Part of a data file
○ ○ ○ ○

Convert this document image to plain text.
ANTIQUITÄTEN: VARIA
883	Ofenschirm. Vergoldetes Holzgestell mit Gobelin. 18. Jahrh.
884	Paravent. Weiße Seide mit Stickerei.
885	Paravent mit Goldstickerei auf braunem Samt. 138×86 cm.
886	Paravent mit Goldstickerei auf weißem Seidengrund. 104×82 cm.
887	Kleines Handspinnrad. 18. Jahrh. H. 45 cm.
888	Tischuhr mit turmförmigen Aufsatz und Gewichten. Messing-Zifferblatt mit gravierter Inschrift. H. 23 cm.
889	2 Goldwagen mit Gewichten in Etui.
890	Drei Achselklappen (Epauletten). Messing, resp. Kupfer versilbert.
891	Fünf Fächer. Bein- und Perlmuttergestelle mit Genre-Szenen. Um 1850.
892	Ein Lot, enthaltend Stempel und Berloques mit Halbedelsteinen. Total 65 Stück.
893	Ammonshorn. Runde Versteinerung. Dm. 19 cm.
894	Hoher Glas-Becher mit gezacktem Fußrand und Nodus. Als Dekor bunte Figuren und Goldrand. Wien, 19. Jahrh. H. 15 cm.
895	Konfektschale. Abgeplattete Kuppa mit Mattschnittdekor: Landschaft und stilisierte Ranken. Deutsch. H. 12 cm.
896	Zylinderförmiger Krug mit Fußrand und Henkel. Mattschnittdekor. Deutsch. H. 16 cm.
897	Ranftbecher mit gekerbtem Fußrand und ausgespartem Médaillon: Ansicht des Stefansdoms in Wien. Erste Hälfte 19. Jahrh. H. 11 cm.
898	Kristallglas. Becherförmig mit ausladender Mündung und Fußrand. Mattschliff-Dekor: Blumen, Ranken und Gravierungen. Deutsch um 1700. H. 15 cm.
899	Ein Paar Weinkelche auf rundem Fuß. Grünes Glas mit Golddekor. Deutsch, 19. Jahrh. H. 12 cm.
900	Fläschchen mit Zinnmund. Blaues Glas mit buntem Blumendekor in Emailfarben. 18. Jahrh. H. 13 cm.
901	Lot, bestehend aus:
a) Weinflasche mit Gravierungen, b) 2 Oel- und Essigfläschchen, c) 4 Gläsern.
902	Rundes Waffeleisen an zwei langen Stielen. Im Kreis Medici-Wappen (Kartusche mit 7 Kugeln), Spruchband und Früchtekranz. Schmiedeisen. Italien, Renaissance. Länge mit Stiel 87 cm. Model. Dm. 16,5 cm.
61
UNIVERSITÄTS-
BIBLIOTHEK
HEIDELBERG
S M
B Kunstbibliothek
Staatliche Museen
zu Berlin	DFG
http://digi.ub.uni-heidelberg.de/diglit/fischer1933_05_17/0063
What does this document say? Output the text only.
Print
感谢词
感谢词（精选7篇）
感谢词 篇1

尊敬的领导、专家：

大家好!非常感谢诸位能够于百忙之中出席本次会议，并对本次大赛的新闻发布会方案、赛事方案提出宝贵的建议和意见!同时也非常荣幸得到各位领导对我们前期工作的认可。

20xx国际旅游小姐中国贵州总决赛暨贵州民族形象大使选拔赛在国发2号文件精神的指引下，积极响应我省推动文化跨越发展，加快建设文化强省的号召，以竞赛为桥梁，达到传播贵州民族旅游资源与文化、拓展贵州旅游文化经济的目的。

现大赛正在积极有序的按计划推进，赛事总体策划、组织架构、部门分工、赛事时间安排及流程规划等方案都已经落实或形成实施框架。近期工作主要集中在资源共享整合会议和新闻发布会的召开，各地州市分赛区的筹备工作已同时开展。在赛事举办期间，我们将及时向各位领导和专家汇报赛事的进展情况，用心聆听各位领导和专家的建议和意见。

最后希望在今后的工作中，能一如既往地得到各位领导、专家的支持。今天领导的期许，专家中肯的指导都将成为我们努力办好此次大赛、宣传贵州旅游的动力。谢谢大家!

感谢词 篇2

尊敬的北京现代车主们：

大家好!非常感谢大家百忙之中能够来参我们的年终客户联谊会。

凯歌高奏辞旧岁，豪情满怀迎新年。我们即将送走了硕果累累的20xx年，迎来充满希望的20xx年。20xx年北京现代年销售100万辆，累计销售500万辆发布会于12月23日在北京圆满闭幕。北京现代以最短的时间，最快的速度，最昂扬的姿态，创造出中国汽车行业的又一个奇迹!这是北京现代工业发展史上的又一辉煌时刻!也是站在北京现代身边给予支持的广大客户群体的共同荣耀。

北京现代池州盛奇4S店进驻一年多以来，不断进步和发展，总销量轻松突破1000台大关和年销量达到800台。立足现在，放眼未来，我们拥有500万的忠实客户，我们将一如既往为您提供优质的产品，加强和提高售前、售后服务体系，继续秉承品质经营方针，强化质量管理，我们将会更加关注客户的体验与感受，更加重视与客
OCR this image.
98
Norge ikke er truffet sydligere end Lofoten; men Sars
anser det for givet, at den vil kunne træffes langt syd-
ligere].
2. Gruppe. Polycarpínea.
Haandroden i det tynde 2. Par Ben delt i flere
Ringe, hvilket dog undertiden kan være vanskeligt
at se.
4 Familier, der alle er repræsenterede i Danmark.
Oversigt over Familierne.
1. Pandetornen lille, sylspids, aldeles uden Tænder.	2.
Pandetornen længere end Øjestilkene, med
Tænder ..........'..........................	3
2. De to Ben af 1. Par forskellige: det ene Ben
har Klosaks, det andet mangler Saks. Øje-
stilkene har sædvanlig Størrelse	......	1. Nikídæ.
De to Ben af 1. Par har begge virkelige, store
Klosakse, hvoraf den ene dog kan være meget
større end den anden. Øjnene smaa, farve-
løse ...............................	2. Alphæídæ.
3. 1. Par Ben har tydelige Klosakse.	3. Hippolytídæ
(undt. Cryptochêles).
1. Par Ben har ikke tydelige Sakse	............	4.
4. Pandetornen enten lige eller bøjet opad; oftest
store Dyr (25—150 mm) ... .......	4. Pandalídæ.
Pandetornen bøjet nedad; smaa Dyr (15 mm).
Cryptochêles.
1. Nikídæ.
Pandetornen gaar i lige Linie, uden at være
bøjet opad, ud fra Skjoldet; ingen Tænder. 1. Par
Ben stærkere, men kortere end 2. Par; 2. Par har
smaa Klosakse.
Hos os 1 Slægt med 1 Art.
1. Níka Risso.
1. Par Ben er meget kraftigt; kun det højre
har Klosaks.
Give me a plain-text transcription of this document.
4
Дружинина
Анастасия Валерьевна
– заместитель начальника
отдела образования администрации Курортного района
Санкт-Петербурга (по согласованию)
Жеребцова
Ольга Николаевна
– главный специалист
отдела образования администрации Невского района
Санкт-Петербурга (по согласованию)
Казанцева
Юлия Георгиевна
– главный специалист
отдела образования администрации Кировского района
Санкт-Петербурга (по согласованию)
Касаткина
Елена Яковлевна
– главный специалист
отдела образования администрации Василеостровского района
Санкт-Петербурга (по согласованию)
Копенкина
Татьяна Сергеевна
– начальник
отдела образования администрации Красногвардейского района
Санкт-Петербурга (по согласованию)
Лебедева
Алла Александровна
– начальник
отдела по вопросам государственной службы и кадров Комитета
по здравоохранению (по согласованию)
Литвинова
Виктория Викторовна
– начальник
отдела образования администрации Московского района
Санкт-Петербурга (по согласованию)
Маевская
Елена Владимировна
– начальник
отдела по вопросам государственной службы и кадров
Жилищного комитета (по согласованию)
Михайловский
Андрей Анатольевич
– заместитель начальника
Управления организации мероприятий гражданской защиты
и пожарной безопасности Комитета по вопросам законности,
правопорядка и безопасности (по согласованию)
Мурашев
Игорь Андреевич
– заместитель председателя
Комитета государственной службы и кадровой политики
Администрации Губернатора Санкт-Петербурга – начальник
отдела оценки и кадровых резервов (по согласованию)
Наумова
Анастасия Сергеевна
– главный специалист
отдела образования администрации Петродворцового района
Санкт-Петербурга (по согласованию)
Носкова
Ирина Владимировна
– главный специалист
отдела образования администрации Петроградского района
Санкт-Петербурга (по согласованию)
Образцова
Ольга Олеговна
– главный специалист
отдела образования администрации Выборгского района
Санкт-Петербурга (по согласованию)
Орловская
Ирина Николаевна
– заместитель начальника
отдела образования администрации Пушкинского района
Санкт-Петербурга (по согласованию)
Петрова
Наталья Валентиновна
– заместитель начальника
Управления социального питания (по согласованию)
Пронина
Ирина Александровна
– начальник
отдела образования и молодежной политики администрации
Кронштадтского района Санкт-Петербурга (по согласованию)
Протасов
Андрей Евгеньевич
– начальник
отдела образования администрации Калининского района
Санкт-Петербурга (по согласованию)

○ ○ ○ ○

AIM
All lines that include "вопросам" are to be gathered and copied.

FULL RESPONSE
отдела по вопросам государственной службы и кадров Комитета
отдела по вопросам государственной службы и кадров
и пожарной безопасности Комитета по вопросам законности,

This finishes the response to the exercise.